▶ [Raw records]:
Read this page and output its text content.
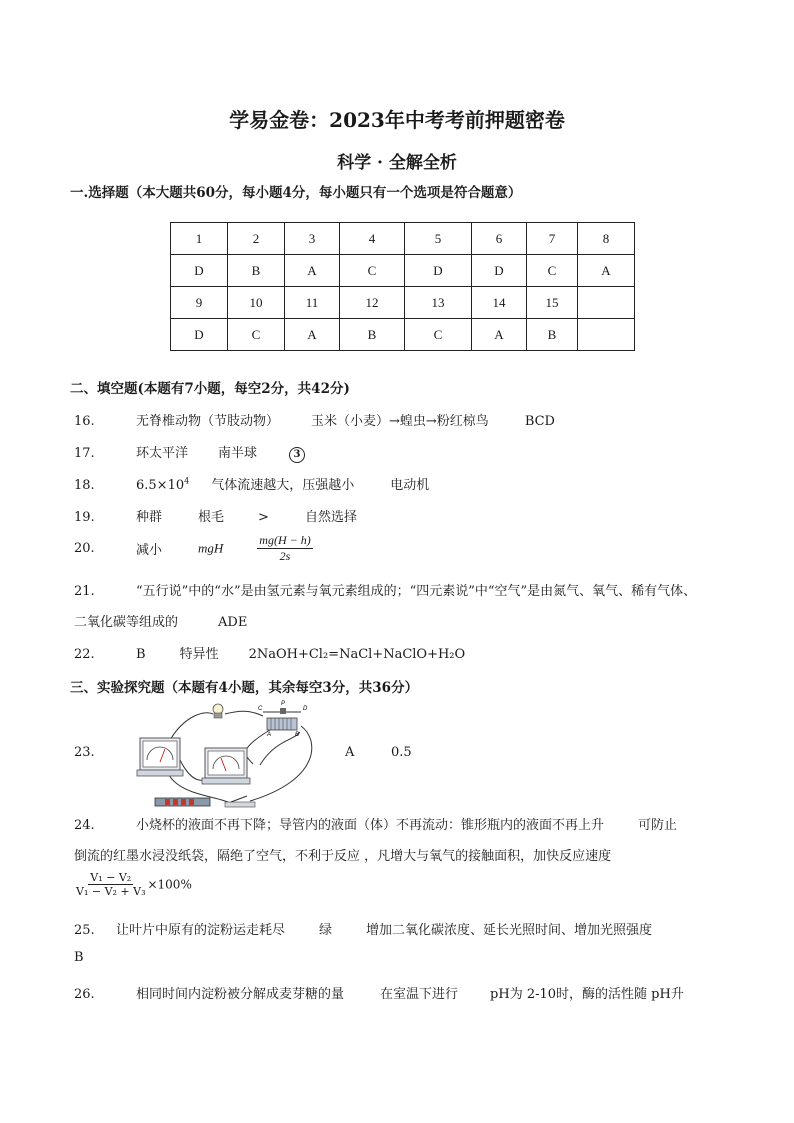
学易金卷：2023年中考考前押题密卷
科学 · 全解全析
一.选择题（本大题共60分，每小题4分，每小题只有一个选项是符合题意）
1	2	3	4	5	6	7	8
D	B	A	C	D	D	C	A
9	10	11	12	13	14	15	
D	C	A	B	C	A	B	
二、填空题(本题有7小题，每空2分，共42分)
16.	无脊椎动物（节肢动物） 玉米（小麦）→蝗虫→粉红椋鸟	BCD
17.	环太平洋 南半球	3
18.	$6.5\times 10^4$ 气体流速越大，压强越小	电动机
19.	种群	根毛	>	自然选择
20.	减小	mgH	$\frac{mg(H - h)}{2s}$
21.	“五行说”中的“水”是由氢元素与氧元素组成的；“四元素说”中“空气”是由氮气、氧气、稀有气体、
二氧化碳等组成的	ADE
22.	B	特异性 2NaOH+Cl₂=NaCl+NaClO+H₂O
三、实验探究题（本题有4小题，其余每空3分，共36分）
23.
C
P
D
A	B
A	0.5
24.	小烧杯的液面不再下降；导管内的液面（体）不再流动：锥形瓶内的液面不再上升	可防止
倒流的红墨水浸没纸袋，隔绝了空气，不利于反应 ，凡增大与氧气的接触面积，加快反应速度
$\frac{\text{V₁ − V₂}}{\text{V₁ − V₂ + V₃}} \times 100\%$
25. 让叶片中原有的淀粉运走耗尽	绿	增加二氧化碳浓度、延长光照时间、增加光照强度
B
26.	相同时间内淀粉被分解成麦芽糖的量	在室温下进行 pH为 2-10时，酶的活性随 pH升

▶ [What the exercise asks]: Go over the records above and tally the lines with the word "times" in them. Give the number alone.

▶ [The output]: 2